[Entries shown]

↓↓↓

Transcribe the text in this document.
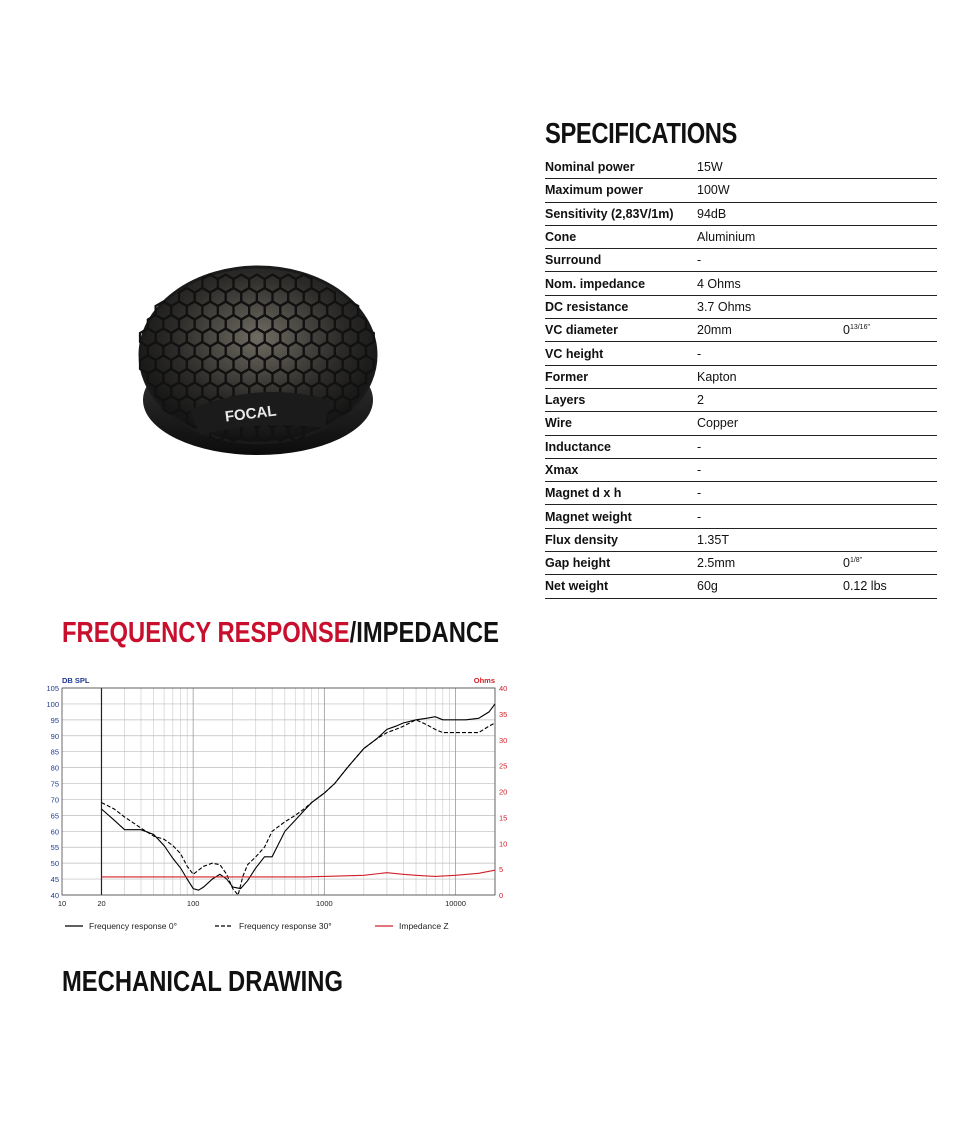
FOCAL
SPECIFICATIONS
Nominal power	15W	
Maximum power	100W	
Sensitivity (2,83V/1m)	94dB	
Cone	Aluminium	
Surround	-	
Nom. impedance	4 Ohms	
DC resistance	3.7 Ohms	
VC diameter	20mm	$0^{13/16"}$
VC height	-	
Former	Kapton	
Layers	2	
Wire	Copper	
Inductance	-	
Xmax	-	
Magnet d x h	-	
Magnet weight	-	
Flux density	1.35T	
Gap height	2.5mm	$0^{1/8"}$
Net weight	60g	0.12 lbs
FREQUENCY RESPONSE/IMPEDANCE
105
100
95
90
85
80
75
70
65
60
55
50
45
40
40
35
30
25
20
15
10
5
0
10	20	100	1000	10000
DB SPL	Ohms
Frequency response 0°	Frequency response 30°	Impedance Z
MECHANICAL DRAWING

↑↑↑

[Exercise instructions]
Only the number is wanted: how many lines above include the word "power"?

[Written response]
2